(Dataset entries)

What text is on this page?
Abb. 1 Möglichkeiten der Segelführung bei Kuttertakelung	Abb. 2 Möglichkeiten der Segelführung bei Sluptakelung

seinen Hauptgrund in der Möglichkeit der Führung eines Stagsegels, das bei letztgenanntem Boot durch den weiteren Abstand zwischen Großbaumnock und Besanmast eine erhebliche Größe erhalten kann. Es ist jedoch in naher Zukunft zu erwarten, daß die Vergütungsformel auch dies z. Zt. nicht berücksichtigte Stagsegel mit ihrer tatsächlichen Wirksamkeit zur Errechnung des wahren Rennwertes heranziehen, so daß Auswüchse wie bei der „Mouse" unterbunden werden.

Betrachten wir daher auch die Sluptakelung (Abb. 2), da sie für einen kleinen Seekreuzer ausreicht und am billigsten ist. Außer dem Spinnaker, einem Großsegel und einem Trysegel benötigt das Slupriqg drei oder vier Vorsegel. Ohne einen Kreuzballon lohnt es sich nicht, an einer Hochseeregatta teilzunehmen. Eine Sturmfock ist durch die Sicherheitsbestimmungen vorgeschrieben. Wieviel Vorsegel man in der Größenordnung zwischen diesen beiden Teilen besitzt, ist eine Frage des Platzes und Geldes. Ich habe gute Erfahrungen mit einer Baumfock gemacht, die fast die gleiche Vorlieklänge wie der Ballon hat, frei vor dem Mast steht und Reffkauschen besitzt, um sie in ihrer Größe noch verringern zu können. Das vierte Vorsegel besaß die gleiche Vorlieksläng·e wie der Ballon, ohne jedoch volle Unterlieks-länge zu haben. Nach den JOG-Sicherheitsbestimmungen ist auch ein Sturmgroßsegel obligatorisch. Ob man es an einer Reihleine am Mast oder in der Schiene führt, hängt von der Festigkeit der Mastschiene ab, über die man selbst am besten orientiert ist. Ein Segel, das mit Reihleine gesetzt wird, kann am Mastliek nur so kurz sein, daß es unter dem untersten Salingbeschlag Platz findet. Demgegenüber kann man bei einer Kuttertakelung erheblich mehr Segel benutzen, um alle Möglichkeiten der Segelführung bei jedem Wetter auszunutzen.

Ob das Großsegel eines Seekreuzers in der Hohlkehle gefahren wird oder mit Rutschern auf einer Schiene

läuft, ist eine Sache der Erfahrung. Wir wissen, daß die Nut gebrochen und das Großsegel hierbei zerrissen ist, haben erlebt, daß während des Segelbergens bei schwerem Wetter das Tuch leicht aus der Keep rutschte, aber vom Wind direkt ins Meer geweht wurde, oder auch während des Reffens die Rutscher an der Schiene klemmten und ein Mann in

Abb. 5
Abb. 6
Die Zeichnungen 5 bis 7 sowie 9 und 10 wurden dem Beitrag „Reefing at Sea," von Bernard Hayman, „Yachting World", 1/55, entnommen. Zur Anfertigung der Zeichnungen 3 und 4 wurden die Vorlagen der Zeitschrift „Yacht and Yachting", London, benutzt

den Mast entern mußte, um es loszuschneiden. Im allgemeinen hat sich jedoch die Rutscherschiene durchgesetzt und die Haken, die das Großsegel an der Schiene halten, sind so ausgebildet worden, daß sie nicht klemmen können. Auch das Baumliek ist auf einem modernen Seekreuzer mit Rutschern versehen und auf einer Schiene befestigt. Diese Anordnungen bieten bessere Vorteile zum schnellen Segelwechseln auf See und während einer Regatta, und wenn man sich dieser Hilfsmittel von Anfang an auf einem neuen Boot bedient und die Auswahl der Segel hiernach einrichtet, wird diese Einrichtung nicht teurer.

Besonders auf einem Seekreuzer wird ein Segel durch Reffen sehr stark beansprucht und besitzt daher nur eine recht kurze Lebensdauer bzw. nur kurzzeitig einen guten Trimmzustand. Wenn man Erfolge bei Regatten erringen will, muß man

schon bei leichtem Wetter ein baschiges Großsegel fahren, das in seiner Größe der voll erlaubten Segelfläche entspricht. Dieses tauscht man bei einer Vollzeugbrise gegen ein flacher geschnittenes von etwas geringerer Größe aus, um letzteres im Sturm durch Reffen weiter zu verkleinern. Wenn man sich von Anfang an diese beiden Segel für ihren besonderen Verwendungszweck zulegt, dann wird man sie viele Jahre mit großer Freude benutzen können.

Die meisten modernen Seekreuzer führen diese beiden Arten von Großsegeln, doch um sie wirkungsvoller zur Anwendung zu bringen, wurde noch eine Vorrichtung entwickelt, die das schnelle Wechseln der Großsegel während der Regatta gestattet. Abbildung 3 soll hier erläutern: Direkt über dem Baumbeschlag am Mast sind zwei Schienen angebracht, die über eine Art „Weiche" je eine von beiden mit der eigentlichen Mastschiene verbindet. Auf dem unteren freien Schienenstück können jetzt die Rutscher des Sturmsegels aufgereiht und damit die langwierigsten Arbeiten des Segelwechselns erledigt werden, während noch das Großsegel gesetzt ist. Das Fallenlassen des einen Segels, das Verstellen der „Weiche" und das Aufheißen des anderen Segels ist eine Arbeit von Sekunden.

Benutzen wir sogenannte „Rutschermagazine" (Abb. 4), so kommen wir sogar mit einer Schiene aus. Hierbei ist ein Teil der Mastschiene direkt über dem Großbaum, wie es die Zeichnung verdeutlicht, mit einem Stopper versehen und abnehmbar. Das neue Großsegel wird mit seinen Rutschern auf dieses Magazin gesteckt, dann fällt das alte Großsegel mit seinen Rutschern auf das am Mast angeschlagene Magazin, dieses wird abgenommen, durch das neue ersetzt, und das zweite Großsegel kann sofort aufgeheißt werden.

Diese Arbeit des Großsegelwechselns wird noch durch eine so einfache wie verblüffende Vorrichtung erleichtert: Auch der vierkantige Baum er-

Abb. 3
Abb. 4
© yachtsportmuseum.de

(End Dataset entries)

Word for word, transcribe all of the entries shown above.

Solution to this task |
What text is on this page?
Abb. 1 Möglichkeiten der Segelführung bei Kuttertakelung	Abb. 2 Möglichkeiten der Segelführung bei Sluptakelung

seinen Hauptgrund in der Möglichkeit der Führung eines Stagsegels, das bei letztgenanntem Boot durch den weiteren Abstand zwischen Großbaumnock und Besanmast eine erhebliche Größe erhalten kann. Es ist jedoch in naher Zukunft zu erwarten, daß die Vergütungsformel auch dies z. Zt. nicht berücksichtigte Stagsegel mit ihrer tatsächlichen Wirksamkeit zur Errechnung des wahren Rennwertes heranziehen, so daß Auswüchse wie bei der „Mouse" unterbunden werden.

Betrachten wir daher auch die Sluptakelung (Abb. 2), da sie für einen kleinen Seekreuzer ausreicht und am billigsten ist. Außer dem Spinnaker, einem Großsegel und einem Trysegel benötigt das Slupriqg drei oder vier Vorsegel. Ohne einen Kreuzballon lohnt es sich nicht, an einer Hochseeregatta teilzunehmen. Eine Sturmfock ist durch die Sicherheitsbestimmungen vorgeschrieben. Wieviel Vorsegel man in der Größenordnung zwischen diesen beiden Teilen besitzt, ist eine Frage des Platzes und Geldes. Ich habe gute Erfahrungen mit einer Baumfock gemacht, die fast die gleiche Vorlieklänge wie der Ballon hat, frei vor dem Mast steht und Reffkauschen besitzt, um sie in ihrer Größe noch verringern zu können. Das vierte Vorsegel besaß die gleiche Vorlieksläng·e wie der Ballon, ohne jedoch volle Unterlieks-länge zu haben. Nach den JOG-Sicherheitsbestimmungen ist auch ein Sturmgroßsegel obligatorisch. Ob man es an einer Reihleine am Mast oder in der Schiene führt, hängt von der Festigkeit der Mastschiene ab, über die man selbst am besten orientiert ist. Ein Segel, das mit Reihleine gesetzt wird, kann am Mastliek nur so kurz sein, daß es unter dem untersten Salingbeschlag Platz findet. Demgegenüber kann man bei einer Kuttertakelung erheblich mehr Segel benutzen, um alle Möglichkeiten der Segelführung bei jedem Wetter auszunutzen.

Ob das Großsegel eines Seekreuzers in der Hohlkehle gefahren wird oder mit Rutschern auf einer Schiene

läuft, ist eine Sache der Erfahrung. Wir wissen, daß die Nut gebrochen und das Großsegel hierbei zerrissen ist, haben erlebt, daß während des Segelbergens bei schwerem Wetter das Tuch leicht aus der Keep rutschte, aber vom Wind direkt ins Meer geweht wurde, oder auch während des Reffens die Rutscher an der Schiene klemmten und ein Mann in

Abb. 5
Abb. 6
Die Zeichnungen 5 bis 7 sowie 9 und 10 wurden dem Beitrag „Reefing at Sea," von Bernard Hayman, „Yachting World", 1/55, entnommen. Zur Anfertigung der Zeichnungen 3 und 4 wurden die Vorlagen der Zeitschrift „Yacht and Yachting", London, benutzt

den Mast entern mußte, um es loszuschneiden. Im allgemeinen hat sich jedoch die Rutscherschiene durchgesetzt und die Haken, die das Großsegel an der Schiene halten, sind so ausgebildet worden, daß sie nicht klemmen können. Auch das Baumliek ist auf einem modernen Seekreuzer mit Rutschern versehen und auf einer Schiene befestigt. Diese Anordnungen bieten bessere Vorteile zum schnellen Segelwechseln auf See und während einer Regatta, und wenn man sich dieser Hilfsmittel von Anfang an auf einem neuen Boot bedient und die Auswahl der Segel hiernach einrichtet, wird diese Einrichtung nicht teurer.

Besonders auf einem Seekreuzer wird ein Segel durch Reffen sehr stark beansprucht und besitzt daher nur eine recht kurze Lebensdauer bzw. nur kurzzeitig einen guten Trimmzustand. Wenn man Erfolge bei Regatten erringen will, muß man

schon bei leichtem Wetter ein baschiges Großsegel fahren, das in seiner Größe der voll erlaubten Segelfläche entspricht. Dieses tauscht man bei einer Vollzeugbrise gegen ein flacher geschnittenes von etwas geringerer Größe aus, um letzteres im Sturm durch Reffen weiter zu verkleinern. Wenn man sich von Anfang an diese beiden Segel für ihren besonderen Verwendungszweck zulegt, dann wird man sie viele Jahre mit großer Freude benutzen können.

Die meisten modernen Seekreuzer führen diese beiden Arten von Großsegeln, doch um sie wirkungsvoller zur Anwendung zu bringen, wurde noch eine Vorrichtung entwickelt, die das schnelle Wechseln der Großsegel während der Regatta gestattet. Abbildung 3 soll hier erläutern: Direkt über dem Baumbeschlag am Mast sind zwei Schienen angebracht, die über eine Art „Weiche" je eine von beiden mit der eigentlichen Mastschiene verbindet. Auf dem unteren freien Schienenstück können jetzt die Rutscher des Sturmsegels aufgereiht und damit die langwierigsten Arbeiten des Segelwechselns erledigt werden, während noch das Großsegel gesetzt ist. Das Fallenlassen des einen Segels, das Verstellen der „Weiche" und das Aufheißen des anderen Segels ist eine Arbeit von Sekunden.

Benutzen wir sogenannte „Rutschermagazine" (Abb. 4), so kommen wir sogar mit einer Schiene aus. Hierbei ist ein Teil der Mastschiene direkt über dem Großbaum, wie es die Zeichnung verdeutlicht, mit einem Stopper versehen und abnehmbar. Das neue Großsegel wird mit seinen Rutschern auf dieses Magazin gesteckt, dann fällt das alte Großsegel mit seinen Rutschern auf das am Mast angeschlagene Magazin, dieses wird abgenommen, durch das neue ersetzt, und das zweite Großsegel kann sofort aufgeheißt werden.

Diese Arbeit des Großsegelwechselns wird noch durch eine so einfache wie verblüffende Vorrichtung erleichtert: Auch der vierkantige Baum er-

Abb. 3
Abb. 4
© yachtsportmuseum.de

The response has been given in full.